### Work required
Print the listing that follows, character for character.

--- Provided data ---

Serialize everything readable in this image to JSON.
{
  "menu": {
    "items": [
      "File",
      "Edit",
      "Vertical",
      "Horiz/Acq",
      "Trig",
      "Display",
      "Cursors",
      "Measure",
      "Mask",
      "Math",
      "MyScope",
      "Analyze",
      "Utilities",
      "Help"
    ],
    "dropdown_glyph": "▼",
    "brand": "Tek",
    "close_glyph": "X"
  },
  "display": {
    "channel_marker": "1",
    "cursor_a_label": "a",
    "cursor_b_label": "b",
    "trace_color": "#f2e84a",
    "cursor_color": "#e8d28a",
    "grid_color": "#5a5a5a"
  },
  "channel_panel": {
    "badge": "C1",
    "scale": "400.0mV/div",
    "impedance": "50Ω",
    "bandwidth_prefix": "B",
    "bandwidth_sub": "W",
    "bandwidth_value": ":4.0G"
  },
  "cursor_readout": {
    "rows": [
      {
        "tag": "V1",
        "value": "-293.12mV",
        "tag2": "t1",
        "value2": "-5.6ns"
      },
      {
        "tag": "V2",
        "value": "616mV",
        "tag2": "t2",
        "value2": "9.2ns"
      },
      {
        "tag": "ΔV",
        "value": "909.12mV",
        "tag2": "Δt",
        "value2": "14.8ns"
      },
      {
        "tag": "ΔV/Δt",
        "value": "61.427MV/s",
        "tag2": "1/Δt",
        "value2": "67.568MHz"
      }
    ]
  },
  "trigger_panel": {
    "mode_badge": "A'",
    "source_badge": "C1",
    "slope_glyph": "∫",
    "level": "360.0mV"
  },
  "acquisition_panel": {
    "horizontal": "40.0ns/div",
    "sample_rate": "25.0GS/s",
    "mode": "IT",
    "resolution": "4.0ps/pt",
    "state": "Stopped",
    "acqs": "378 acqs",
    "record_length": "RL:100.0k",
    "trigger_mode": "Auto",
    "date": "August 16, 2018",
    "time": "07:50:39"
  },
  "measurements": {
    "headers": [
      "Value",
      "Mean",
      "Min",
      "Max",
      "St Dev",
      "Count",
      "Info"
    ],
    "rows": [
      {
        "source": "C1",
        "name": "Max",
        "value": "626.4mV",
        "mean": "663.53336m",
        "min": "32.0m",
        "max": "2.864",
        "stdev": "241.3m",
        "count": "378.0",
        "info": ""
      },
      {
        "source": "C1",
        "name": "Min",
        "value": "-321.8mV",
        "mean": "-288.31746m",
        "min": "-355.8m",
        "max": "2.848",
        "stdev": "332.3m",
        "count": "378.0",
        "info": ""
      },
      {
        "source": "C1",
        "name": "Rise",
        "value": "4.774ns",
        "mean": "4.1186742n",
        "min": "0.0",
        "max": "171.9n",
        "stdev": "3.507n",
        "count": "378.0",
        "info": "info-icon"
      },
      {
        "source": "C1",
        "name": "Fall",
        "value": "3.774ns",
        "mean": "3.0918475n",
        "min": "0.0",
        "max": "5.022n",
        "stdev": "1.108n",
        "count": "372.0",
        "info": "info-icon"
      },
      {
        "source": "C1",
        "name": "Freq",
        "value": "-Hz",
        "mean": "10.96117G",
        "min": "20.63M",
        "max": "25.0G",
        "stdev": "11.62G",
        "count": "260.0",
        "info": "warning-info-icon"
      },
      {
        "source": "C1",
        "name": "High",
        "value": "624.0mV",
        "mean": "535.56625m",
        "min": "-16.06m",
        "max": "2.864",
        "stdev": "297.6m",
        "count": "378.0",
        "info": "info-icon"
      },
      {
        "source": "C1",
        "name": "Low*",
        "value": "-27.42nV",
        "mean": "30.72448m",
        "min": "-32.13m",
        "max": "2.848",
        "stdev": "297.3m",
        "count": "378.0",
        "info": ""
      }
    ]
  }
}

---

### Finished exercise
Serialize everything readable in this image to JSON.
{
  "menu": {
    "items": [
      "File",
      "Edit",
      "Vertical",
      "Horiz/Acq",
      "Trig",
      "Display",
      "Cursors",
      "Measure",
      "Mask",
      "Math",
      "MyScope",
      "Analyze",
      "Utilities",
      "Help"
    ],
    "dropdown_glyph": "▼",
    "brand": "Tek",
    "close_glyph": "X"
  },
  "display": {
    "channel_marker": "1",
    "cursor_a_label": "a",
    "cursor_b_label": "b",
    "trace_color": "#f2e84a",
    "cursor_color": "#e8d28a",
    "grid_color": "#5a5a5a"
  },
  "channel_panel": {
    "badge": "C1",
    "scale": "400.0mV/div",
    "impedance": "50Ω",
    "bandwidth_prefix": "B",
    "bandwidth_sub": "W",
    "bandwidth_value": ":4.0G"
  },
  "cursor_readout": {
    "rows": [
      {
        "tag": "V1",
        "value": "-293.12mV",
        "tag2": "t1",
        "value2": "-5.6ns"
      },
      {
        "tag": "V2",
        "value": "616mV",
        "tag2": "t2",
        "value2": "9.2ns"
      },
      {
        "tag": "ΔV",
        "value": "909.12mV",
        "tag2": "Δt",
        "value2": "14.8ns"
      },
      {
        "tag": "ΔV/Δt",
        "value": "61.427MV/s",
        "tag2": "1/Δt",
        "value2": "67.568MHz"
      }
    ]
  },
  "trigger_panel": {
    "mode_badge": "A'",
    "source_badge": "C1",
    "slope_glyph": "∫",
    "level": "360.0mV"
  },
  "acquisition_panel": {
    "horizontal": "40.0ns/div",
    "sample_rate": "25.0GS/s",
    "mode": "IT",
    "resolution": "4.0ps/pt",
    "state": "Stopped",
    "acqs": "378 acqs",
    "record_length": "RL:100.0k",
    "trigger_mode": "Auto",
    "date": "August 16, 2018",
    "time": "07:50:39"
  },
  "measurements": {
    "headers": [
      "Value",
      "Mean",
      "Min",
      "Max",
      "St Dev",
      "Count",
      "Info"
    ],
    "rows": [
      {
        "source": "C1",
        "name": "Max",
        "value": "626.4mV",
        "mean": "663.53336m",
        "min": "32.0m",
        "max": "2.864",
        "stdev": "241.3m",
        "count": "378.0",
        "info": ""
      },
      {
        "source": "C1",
        "name": "Min",
        "value": "-321.8mV",
        "mean": "-288.31746m",
        "min": "-355.8m",
        "max": "2.848",
        "stdev": "332.3m",
        "count": "378.0",
        "info": ""
      },
      {
        "source": "C1",
        "name": "Rise",
        "value": "4.774ns",
        "mean": "4.1186742n",
        "min": "0.0",
        "max": "171.9n",
        "stdev": "3.507n",
        "count": "378.0",
        "info": "info-icon"
      },
      {
        "source": "C1",
        "name": "Fall",
        "value": "3.774ns",
        "mean": "3.0918475n",
        "min": "0.0",
        "max": "5.022n",
        "stdev": "1.108n",
        "count": "372.0",
        "info": "info-icon"
      },
      {
        "source": "C1",
        "name": "Freq",
        "value": "-Hz",
        "mean": "10.96117G",
        "min": "20.63M",
        "max": "25.0G",
        "stdev": "11.62G",
        "count": "260.0",
        "info": "warning-info-icon"
      },
      {
        "source": "C1",
        "name": "High",
        "value": "624.0mV",
        "mean": "535.56625m",
        "min": "-16.06m",
        "max": "2.864",
        "stdev": "297.6m",
        "count": "378.0",
        "info": "info-icon"
      },
      {
        "source": "C1",
        "name": "Low*",
        "value": "-27.42nV",
        "mean": "30.72448m",
        "min": "-32.13m",
        "max": "2.848",
        "stdev": "297.3m",
        "count": "378.0",
        "info": ""
      }
    ]
  }
}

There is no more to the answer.